EXCERPTED PASSAGE:
◆ ◆ ◆

The fact that his best English buddy is Nigel Farage, now safely ensconced in Parliament and socking it to both Labour and the Treacherous Tories, is the icing on the cake.
For pulling all the information in this article together my thanks to; James Allan, Garrick Professor of Law at Queensland University.
An excellent eye-opening summary. It is one thing to have lived and read about the events discussed taking place over the past twelve years. It is entirely another to pull it all together and explain it in context.
My grateful thanks for doing what I would never have a hope of doing for myself.
Hear hear.
If you really want to smile and see a contrast to the Dreary Droopy Democrats please click this link posted 6:31 am · 6 Nov 2024.
7.4M Views.
Hilarious. Superb. Full marks to whoever had the imagination to set that up and record it.
It is a massive achievement and the silent majority have been heard and will no longer be crushed.
Where America leads then others will have to follow and bring freedom and democracy and peace to our troubled world.
“Where America leads then others will have to follow”
Not fast enough sadly and not with the crop of politicians we [in western democracies] have currently [with some exceptions].
Trump broke the political mold and is an enigma.
His main appeal arriving on the political scene via Twitter a decade or so ago was not being a politician at all.
He says some crazy stuff and did some things personally for which due fair criticism has been given but he also did good things in office as President and made some good decisions for America and the world.
But in office he promised but failed to do anything to ‘drain the swamp’. He needs to do that now because corruption in government has historically been a main driver of the decline and fall of empires and dynasties. And if there is one thing western democracies have in quantity is corruption in all aspects of governments and their agencies.
The UK Conservatives are trying to reinvent themselves and succeeding to a small degree with MPs in Parliament who, with continuing exceptions, look and sound like and relate more to average people than predecessors.
Badenoch’s election as leader is a further good thing. Kemi B is BadEnough to be Prime Minister and shows great promise if she can ensure her ‘six’ is covered as our US cousins are wont to say.

◆ ◆ ◆

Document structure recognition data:
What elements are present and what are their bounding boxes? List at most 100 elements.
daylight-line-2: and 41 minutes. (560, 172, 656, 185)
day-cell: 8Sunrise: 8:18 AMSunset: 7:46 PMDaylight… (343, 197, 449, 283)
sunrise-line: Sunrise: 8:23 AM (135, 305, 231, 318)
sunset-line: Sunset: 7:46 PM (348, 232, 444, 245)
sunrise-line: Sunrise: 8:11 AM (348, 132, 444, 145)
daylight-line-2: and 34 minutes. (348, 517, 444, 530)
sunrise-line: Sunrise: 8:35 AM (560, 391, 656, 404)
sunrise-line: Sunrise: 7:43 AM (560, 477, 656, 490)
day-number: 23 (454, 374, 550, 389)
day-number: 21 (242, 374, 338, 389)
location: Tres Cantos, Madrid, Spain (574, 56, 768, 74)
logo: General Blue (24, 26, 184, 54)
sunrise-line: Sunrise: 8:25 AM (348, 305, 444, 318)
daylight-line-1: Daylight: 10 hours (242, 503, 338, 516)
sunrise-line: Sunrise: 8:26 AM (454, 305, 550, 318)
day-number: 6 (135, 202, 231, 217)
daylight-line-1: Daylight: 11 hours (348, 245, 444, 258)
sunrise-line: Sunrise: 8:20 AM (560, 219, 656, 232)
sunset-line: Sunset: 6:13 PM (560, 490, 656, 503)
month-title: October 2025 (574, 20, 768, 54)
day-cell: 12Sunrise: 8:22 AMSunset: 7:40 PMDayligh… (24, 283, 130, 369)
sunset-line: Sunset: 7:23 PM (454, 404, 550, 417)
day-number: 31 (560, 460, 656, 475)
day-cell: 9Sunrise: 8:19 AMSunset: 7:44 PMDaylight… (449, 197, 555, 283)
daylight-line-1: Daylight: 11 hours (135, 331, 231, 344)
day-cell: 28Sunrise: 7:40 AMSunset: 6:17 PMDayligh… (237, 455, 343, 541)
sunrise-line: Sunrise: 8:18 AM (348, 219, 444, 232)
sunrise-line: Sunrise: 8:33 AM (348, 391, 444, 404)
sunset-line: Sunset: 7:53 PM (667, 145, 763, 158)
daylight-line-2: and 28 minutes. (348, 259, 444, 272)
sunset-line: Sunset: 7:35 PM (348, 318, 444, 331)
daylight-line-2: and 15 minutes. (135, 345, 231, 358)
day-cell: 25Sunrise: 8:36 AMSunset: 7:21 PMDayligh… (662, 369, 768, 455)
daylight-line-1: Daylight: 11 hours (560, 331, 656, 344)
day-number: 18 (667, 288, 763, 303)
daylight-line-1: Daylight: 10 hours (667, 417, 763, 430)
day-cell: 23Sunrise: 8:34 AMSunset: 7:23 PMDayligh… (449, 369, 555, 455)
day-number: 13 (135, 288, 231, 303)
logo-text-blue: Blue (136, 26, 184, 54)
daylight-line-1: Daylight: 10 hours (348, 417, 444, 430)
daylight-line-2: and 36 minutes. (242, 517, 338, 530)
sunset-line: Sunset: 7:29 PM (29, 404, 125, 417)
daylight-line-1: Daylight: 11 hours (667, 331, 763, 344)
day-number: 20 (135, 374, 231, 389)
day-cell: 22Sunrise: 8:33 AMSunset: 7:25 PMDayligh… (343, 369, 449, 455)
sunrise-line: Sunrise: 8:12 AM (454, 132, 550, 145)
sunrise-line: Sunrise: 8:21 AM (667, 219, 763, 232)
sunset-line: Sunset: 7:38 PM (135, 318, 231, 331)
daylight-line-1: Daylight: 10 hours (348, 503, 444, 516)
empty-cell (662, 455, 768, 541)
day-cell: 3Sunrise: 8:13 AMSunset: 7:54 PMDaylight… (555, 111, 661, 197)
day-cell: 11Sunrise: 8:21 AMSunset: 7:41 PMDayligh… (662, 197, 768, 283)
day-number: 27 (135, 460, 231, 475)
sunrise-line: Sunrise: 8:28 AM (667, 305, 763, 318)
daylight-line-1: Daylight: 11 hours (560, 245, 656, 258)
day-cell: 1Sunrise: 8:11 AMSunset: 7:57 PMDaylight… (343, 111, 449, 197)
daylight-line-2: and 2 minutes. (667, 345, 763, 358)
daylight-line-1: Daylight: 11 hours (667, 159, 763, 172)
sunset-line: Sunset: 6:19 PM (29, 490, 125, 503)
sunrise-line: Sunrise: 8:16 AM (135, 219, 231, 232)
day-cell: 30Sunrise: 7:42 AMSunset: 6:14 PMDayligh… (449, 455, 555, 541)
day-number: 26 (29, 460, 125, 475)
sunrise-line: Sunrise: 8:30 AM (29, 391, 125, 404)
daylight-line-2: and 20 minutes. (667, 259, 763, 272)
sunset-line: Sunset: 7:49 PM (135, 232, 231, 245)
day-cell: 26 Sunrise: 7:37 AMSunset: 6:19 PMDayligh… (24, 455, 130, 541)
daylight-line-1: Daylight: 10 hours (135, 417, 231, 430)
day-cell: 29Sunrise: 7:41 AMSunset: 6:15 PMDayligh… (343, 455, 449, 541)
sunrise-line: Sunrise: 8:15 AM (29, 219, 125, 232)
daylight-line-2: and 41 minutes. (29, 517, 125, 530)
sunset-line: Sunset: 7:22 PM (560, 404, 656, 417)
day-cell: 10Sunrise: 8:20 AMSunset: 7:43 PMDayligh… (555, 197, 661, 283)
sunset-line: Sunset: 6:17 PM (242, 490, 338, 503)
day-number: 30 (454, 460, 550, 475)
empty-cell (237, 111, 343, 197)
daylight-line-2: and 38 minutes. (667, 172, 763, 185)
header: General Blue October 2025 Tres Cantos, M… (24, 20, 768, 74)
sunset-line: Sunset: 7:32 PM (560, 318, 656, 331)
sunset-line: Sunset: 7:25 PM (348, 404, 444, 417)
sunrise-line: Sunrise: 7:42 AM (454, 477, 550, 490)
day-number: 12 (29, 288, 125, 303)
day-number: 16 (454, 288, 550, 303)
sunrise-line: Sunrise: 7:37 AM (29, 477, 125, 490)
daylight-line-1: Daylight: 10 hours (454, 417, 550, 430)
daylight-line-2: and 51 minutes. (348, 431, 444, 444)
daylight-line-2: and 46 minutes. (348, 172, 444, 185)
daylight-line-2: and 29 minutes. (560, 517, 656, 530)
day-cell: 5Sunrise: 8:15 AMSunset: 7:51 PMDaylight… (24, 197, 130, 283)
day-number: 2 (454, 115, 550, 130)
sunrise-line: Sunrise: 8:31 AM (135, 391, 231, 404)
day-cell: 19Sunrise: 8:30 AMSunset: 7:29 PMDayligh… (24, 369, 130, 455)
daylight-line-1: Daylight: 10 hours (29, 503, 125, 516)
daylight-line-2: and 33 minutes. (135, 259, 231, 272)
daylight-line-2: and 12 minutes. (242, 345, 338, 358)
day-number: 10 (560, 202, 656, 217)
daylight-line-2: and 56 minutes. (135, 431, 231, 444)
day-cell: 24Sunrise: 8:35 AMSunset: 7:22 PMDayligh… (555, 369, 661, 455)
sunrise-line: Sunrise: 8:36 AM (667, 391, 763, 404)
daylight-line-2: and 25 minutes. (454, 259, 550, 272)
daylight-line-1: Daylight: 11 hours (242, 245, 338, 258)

◆ ◆ ◆

WHAT THE TASK REQUIRES:
Please pick up the reader comments about Trump and continue them after their last sentence.

TASK ANSWER:
The problem is that Reform UK does not have the baggage of being an ageing party. They do not have the problem of needing to reinvent themselves. And they are Far From Far Right. Large numbers of straight down the line well educated professionals of all kinds and ages can be found in their ranks. They are not weighed down by dogmas of left or right. The adopted summary of the Reform UK’s initial political philosophy is ‘Family, Community, Country’ which has a resonance for many particularly those tired of hearing of woke Far Left ideologies which 14 years of Conservative government and Whitehall promoted far and wide.
“I don’t want to vote for a party with people like Brandis and Hague in it.”
Most of the Not-a-Conservative-Party’s Grandees and many of their MPs agree with Hague. Which is precisely why they’ll never get my vote …. regardless of what their latest Puppet says she’ll do ….. because when/if it comes to it, they won’t let her.
I think you’re correct. I expect Kemi will say the right things and win back some of the disillusioned Tories, but the moment she gains power (if she does), she will be prevented from fulfilling her promises. It will be business as usual, and the betrayal complete.
I also have predicted for the last two months that it would be the trifecta – Presidency, Senate and House.
Have Republicans won a majority in the House yet, or inevitably going to, or is there still a possibility that they won’t?
What’s taking them so long to count the votes?
A useful web site for results: https://www.270towin.com/2024-house-election/
The remaining states have rules allowing postal votes for a few days after election day, so count can only be completed by then. It won’t affect the overall outcome, but could conceivably affect the balance of Congress.
As long as it’s not a bait-and-switch on RFK Jr, I’m happy. If RFK is not set loose on Pharma, then I will attack Trump relentlessly for the next 4 years.
To think, if the Dems had not prevented RFK from standing for them, he could now be president. Maybe they’ll figure that out eventually.
No that was never gonna happen.
But I’m glad he’s on Trump’s team.
Ditto Tulsi. Fantastic.
Maybe he will be a choice in next election, who knows.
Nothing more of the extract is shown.